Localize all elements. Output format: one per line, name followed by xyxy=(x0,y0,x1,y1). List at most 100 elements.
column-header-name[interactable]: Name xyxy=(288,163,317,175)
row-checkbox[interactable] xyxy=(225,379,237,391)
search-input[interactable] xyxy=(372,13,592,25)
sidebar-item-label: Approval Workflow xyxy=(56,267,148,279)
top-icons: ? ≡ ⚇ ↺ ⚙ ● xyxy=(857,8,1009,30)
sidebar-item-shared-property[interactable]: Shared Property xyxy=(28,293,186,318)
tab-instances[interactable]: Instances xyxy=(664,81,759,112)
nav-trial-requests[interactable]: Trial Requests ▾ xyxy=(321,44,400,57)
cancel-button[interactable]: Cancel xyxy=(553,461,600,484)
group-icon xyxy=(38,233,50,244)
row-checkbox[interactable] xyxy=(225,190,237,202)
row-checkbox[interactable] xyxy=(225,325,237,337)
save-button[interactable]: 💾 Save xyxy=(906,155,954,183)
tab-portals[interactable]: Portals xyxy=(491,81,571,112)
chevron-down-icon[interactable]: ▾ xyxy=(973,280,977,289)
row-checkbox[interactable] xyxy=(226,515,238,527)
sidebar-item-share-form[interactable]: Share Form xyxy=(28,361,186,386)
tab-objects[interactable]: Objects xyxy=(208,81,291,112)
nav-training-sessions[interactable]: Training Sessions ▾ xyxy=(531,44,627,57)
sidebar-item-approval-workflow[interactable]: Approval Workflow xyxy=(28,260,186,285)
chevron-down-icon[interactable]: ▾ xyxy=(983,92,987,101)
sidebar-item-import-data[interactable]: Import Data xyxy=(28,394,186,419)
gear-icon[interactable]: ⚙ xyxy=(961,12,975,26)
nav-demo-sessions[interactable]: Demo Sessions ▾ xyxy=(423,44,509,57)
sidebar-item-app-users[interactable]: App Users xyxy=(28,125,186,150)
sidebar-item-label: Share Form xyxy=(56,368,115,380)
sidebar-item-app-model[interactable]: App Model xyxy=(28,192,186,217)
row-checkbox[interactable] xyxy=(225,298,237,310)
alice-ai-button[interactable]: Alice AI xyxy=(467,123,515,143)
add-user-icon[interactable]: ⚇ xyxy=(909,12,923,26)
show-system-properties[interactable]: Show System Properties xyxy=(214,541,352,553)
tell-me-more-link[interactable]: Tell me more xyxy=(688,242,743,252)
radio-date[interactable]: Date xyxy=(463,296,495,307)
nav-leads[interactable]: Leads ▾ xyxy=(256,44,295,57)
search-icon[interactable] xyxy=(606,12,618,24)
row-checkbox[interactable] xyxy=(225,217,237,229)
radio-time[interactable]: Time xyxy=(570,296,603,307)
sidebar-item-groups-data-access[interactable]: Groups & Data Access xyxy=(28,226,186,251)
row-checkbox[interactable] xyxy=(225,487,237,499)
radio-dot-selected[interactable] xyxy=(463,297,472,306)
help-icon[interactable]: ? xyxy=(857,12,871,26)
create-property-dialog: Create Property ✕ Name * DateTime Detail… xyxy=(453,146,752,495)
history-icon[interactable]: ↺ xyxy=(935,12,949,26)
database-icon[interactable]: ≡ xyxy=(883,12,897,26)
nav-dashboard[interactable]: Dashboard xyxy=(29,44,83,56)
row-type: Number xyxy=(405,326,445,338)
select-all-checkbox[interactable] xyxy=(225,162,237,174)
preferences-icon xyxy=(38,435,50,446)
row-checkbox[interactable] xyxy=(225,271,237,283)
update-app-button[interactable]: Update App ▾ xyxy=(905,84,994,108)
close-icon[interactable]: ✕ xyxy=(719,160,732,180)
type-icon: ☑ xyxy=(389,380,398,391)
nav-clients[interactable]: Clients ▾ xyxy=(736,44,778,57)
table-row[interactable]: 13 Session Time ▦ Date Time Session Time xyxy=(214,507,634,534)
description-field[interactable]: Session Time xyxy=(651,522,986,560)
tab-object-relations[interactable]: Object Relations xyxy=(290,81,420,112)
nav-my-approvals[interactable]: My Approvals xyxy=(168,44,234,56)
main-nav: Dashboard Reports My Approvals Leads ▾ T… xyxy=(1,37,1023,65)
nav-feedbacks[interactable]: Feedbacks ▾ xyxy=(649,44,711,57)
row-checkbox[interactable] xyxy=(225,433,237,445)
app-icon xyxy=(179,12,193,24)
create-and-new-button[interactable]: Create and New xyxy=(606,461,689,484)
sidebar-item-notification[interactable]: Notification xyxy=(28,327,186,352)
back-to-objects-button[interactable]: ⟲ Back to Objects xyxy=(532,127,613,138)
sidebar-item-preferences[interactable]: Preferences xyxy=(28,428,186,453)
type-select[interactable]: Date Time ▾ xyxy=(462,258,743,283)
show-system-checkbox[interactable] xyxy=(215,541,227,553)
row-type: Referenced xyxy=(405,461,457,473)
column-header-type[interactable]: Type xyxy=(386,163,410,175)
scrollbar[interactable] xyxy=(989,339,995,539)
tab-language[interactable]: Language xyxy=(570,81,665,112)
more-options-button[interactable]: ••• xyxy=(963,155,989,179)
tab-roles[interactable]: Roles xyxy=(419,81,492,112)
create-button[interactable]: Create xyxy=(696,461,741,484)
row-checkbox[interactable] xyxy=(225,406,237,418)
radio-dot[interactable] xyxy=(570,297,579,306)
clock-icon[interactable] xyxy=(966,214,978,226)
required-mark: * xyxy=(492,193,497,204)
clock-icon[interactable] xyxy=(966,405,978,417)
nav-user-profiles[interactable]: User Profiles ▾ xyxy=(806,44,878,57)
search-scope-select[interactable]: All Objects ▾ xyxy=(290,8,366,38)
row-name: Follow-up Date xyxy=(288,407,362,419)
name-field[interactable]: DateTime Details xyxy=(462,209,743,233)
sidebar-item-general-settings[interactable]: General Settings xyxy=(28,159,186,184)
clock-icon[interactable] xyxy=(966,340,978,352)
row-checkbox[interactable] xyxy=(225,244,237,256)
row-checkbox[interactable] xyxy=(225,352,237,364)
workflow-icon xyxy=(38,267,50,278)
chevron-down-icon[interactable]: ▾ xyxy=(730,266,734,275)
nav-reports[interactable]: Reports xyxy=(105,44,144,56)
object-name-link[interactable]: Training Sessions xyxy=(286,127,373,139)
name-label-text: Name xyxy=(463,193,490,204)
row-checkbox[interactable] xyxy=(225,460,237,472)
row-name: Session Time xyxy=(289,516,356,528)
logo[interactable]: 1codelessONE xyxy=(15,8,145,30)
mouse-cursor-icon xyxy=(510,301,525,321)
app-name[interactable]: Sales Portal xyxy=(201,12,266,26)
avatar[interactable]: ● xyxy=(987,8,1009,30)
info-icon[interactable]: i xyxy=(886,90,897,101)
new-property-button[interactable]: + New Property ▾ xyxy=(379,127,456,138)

REQUIREMENT: Identify every line in the items above that contains the string "DateTime", matching case exactly, and copy each such line in full.

ANSWER:
create-property-dialog: Create Property ✕ Name * DateTime Detail… xyxy=(453,146,752,495)
name-field[interactable]: DateTime Details xyxy=(462,209,743,233)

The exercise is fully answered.